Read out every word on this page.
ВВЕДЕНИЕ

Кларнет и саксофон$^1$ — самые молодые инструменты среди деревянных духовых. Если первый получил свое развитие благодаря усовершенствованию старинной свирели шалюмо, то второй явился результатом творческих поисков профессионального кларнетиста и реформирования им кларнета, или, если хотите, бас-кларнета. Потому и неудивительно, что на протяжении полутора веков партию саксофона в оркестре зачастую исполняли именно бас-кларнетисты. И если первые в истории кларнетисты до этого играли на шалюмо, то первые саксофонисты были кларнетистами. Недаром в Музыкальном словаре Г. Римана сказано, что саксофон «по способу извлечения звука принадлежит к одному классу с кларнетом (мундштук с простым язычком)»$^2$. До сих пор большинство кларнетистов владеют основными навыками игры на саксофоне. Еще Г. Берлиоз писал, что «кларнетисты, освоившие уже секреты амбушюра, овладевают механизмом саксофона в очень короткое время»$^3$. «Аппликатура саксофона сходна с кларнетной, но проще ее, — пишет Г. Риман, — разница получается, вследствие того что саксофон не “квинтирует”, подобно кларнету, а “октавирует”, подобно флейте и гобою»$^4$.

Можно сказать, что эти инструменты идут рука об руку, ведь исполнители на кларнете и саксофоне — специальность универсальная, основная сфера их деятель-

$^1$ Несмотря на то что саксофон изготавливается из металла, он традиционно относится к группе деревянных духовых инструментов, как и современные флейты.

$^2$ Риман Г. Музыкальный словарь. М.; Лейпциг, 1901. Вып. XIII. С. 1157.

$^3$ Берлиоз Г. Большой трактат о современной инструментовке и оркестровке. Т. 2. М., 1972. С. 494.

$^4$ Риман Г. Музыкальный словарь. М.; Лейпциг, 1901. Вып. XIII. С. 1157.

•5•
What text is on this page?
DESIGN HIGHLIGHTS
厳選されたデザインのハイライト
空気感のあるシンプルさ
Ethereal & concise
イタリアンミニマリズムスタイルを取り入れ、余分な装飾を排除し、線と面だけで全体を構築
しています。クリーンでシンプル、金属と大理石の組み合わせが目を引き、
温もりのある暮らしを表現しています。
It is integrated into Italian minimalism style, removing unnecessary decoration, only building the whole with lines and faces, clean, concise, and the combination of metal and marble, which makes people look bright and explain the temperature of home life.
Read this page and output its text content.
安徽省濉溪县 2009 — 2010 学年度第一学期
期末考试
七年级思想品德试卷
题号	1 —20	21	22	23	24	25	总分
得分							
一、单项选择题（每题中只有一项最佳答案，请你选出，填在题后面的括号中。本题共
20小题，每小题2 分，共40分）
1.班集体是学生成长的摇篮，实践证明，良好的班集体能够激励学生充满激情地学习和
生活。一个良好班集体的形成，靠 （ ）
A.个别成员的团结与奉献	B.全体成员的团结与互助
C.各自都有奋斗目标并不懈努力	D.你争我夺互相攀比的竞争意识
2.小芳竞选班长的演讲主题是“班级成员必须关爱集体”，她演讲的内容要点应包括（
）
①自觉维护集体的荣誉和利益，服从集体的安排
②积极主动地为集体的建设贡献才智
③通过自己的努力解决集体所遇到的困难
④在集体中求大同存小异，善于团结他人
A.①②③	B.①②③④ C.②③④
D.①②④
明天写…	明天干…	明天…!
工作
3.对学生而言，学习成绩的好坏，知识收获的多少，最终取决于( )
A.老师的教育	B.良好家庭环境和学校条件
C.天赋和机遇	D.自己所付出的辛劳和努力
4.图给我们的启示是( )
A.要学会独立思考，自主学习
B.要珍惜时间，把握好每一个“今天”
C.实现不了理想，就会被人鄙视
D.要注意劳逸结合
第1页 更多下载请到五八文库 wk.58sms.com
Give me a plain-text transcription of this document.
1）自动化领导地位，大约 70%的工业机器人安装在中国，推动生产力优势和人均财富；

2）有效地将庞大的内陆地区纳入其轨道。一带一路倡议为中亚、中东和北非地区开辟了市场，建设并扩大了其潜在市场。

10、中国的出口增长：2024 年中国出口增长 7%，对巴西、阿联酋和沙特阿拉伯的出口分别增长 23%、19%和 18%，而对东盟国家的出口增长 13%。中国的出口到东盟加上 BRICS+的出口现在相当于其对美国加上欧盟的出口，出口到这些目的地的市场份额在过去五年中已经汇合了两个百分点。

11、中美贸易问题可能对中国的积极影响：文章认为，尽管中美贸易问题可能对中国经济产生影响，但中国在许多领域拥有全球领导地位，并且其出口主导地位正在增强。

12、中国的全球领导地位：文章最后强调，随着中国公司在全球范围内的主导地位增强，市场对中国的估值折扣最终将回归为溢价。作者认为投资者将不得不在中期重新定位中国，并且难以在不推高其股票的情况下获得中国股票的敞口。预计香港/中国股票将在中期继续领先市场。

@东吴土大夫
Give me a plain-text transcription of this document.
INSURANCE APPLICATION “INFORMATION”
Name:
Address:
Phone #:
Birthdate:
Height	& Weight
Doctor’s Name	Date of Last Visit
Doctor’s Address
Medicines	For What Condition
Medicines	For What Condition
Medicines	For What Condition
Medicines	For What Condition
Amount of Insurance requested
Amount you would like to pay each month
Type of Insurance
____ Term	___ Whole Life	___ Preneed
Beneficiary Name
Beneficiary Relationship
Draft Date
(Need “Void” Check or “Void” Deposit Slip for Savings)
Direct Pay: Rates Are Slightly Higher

# Problem description
Reproduce the entire listing word for word.

# Reply to the task
Read out every word on this page.
ВВЕДЕНИЕ

Кларнет и саксофон$^1$ — самые молодые инструменты среди деревянных духовых. Если первый получил свое развитие благодаря усовершенствованию старинной свирели шалюмо, то второй явился результатом творческих поисков профессионального кларнетиста и реформирования им кларнета, или, если хотите, бас-кларнета. Потому и неудивительно, что на протяжении полутора веков партию саксофона в оркестре зачастую исполняли именно бас-кларнетисты. И если первые в истории кларнетисты до этого играли на шалюмо, то первые саксофонисты были кларнетистами. Недаром в Музыкальном словаре Г. Римана сказано, что саксофон «по способу извлечения звука принадлежит к одному классу с кларнетом (мундштук с простым язычком)»$^2$. До сих пор большинство кларнетистов владеют основными навыками игры на саксофоне. Еще Г. Берлиоз писал, что «кларнетисты, освоившие уже секреты амбушюра, овладевают механизмом саксофона в очень короткое время»$^3$. «Аппликатура саксофона сходна с кларнетной, но проще ее, — пишет Г. Риман, — разница получается, вследствие того что саксофон не “квинтирует”, подобно кларнету, а “октавирует”, подобно флейте и гобою»$^4$.

Можно сказать, что эти инструменты идут рука об руку, ведь исполнители на кларнете и саксофоне — специальность универсальная, основная сфера их деятель-

$^1$ Несмотря на то что саксофон изготавливается из металла, он традиционно относится к группе деревянных духовых инструментов, как и современные флейты.

$^2$ Риман Г. Музыкальный словарь. М.; Лейпциг, 1901. Вып. XIII. С. 1157.

$^3$ Берлиоз Г. Большой трактат о современной инструментовке и оркестровке. Т. 2. М., 1972. С. 494.

$^4$ Риман Г. Музыкальный словарь. М.; Лейпциг, 1901. Вып. XIII. С. 1157.

•5•
What text is on this page?
DESIGN HIGHLIGHTS
厳選されたデザインのハイライト
空気感のあるシンプルさ
Ethereal & concise
イタリアンミニマリズムスタイルを取り入れ、余分な装飾を排除し、線と面だけで全体を構築
しています。クリーンでシンプル、金属と大理石の組み合わせが目を引き、
温もりのある暮らしを表現しています。
It is integrated into Italian minimalism style, removing unnecessary decoration, only building the whole with lines and faces, clean, concise, and the combination of metal and marble, which makes people look bright and explain the temperature of home life.
Read this page and output its text content.
安徽省濉溪县 2009 — 2010 学年度第一学期
期末考试
七年级思想品德试卷
题号	1 —20	21	22	23	24	25	总分
得分							
一、单项选择题（每题中只有一项最佳答案，请你选出，填在题后面的括号中。本题共
20小题，每小题2 分，共40分）
1.班集体是学生成长的摇篮，实践证明，良好的班集体能够激励学生充满激情地学习和
生活。一个良好班集体的形成，靠 （ ）
A.个别成员的团结与奉献	B.全体成员的团结与互助
C.各自都有奋斗目标并不懈努力	D.你争我夺互相攀比的竞争意识
2.小芳竞选班长的演讲主题是“班级成员必须关爱集体”，她演讲的内容要点应包括（
）
①自觉维护集体的荣誉和利益，服从集体的安排
②积极主动地为集体的建设贡献才智
③通过自己的努力解决集体所遇到的困难
④在集体中求大同存小异，善于团结他人
A.①②③	B.①②③④ C.②③④
D.①②④
明天写…	明天干…	明天…!
工作
3.对学生而言，学习成绩的好坏，知识收获的多少，最终取决于( )
A.老师的教育	B.良好家庭环境和学校条件
C.天赋和机遇	D.自己所付出的辛劳和努力
4.图给我们的启示是( )
A.要学会独立思考，自主学习
B.要珍惜时间，把握好每一个“今天”
C.实现不了理想，就会被人鄙视
D.要注意劳逸结合
第1页 更多下载请到五八文库 wk.58sms.com
Give me a plain-text transcription of this document.
1）自动化领导地位，大约 70%的工业机器人安装在中国，推动生产力优势和人均财富；

2）有效地将庞大的内陆地区纳入其轨道。一带一路倡议为中亚、中东和北非地区开辟了市场，建设并扩大了其潜在市场。

10、中国的出口增长：2024 年中国出口增长 7%，对巴西、阿联酋和沙特阿拉伯的出口分别增长 23%、19%和 18%，而对东盟国家的出口增长 13%。中国的出口到东盟加上 BRICS+的出口现在相当于其对美国加上欧盟的出口，出口到这些目的地的市场份额在过去五年中已经汇合了两个百分点。

11、中美贸易问题可能对中国的积极影响：文章认为，尽管中美贸易问题可能对中国经济产生影响，但中国在许多领域拥有全球领导地位，并且其出口主导地位正在增强。

12、中国的全球领导地位：文章最后强调，随着中国公司在全球范围内的主导地位增强，市场对中国的估值折扣最终将回归为溢价。作者认为投资者将不得不在中期重新定位中国，并且难以在不推高其股票的情况下获得中国股票的敞口。预计香港/中国股票将在中期继续领先市场。

@东吴土大夫
Give me a plain-text transcription of this document.
INSURANCE APPLICATION “INFORMATION”
Name:
Address:
Phone #:
Birthdate:
Height	& Weight
Doctor’s Name	Date of Last Visit
Doctor’s Address
Medicines	For What Condition
Medicines	For What Condition
Medicines	For What Condition
Medicines	For What Condition
Amount of Insurance requested
Amount you would like to pay each month
Type of Insurance
____ Term	___ Whole Life	___ Preneed
Beneficiary Name
Beneficiary Relationship
Draft Date
(Need “Void” Check or “Void” Deposit Slip for Savings)
Direct Pay: Rates Are Slightly Higher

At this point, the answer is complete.